SHORT TASK:
In the entries below, find every line with "taco" and copy it.

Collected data

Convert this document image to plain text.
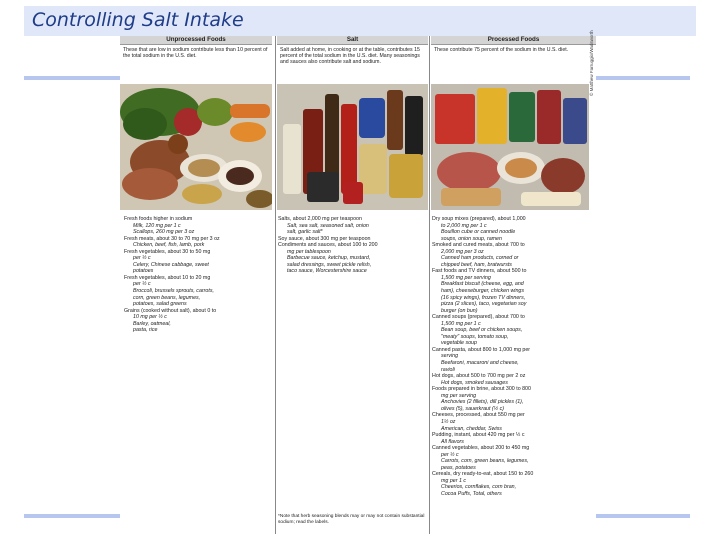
Controlling Salt Intake
Unprocessed Foods
These that are low in sodium contribute less than 10 percent of the total sodium in the U.S. diet.
Fresh foods higher in sodium
Milk, 120 mg per 1 c
Scallops, 260 mg per 3 oz
Fresh meats, about 30 to 70 mg per 3 oz
Chicken, beef, fish, lamb, pork
Fresh vegetables, about 30 to 50 mg
per ½ c
Celery, Chinese cabbage, sweet
potatoes
Fresh vegetables, about 10 to 20 mg
per ½ c
Broccoli, brussels sprouts, carrots,
corn, green beans, legumes,
potatoes, salad greens
Grains (cooked without salt), about 0 to
10 mg per ½ c
Barley, oatmeal,
pasta, rice
Salt
Salt added at home, in cooking or at the table, contributes 15 percent of the total sodium in the U.S. diet. Many seasonings and sauces also contribute salt and sodium.
Salts, about 2,000 mg per teaspoon
Salt, sea salt, seasoned salt, onion
salt, garlic salt*
Soy sauce, about 300 mg per teaspoon
Condiments and sauces, about 100 to 200
mg per tablespoon
Barbecue sauce, ketchup, mustard,
salad dressings, sweet pickle relish,
taco sauce, Worcestershire sauce
Processed Foods
These contribute 75 percent of the sodium in the U.S. diet.	© Matthew Farruggio/Wadsworth
Dry soup mixes (prepared), about 1,000
to 2,000 mg per 1 c
Bouillon cube or canned noodle
soups, onion soup, ramen
Smoked and cured meats, about 700 to
2,000 mg per 3 oz
Canned ham products, corned or
chipped beef, ham, bratwursts
Fast foods and TV dinners, about 500 to
1,500 mg per serving
Breakfast biscuit (cheese, egg, and
ham), cheeseburger, chicken wings
(16 spicy wings), frozen TV dinners,
pizza (2 slices), taco, vegetarian soy
burger (on bun)
Canned soups (prepared), about 700 to
1,500 mg per 1 c
Bean soup, beef or chicken soups,
"meaty" soups, tomato soup,
vegetable soup
Canned pasta, about 800 to 1,000 mg per
serving
Beefaroni, macaroni and cheese,
ravioli
Hot dogs, about 500 to 700 mg per 2 oz
Hot dogs, smoked sausages
Foods prepared in brine, about 300 to 800
mg per serving
Anchovies (2 fillets), dill pickles (1),
olives (5), sauerkraut (½ c)
Cheeses, processed, about 550 mg per
1½ oz
American, cheddar, Swiss
Pudding, instant, about 420 mg per ½ c
All flavors
Canned vegetables, about 200 to 450 mg
per ½ c
Carrots, corn, green beans, legumes,
peas, potatoes
Cereals, dry ready-to-eat, about 150 to 260
mg per 1 c
Cheerios, cornflakes, corn bran,
Cocoa Puffs, Total, others
*Note that herb seasoning blends may or may not contain substantial sodium; read the labels.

RESPONSE:
taco sauce, Worcestershire sauce
pizza (2 slices), taco, vegetarian soy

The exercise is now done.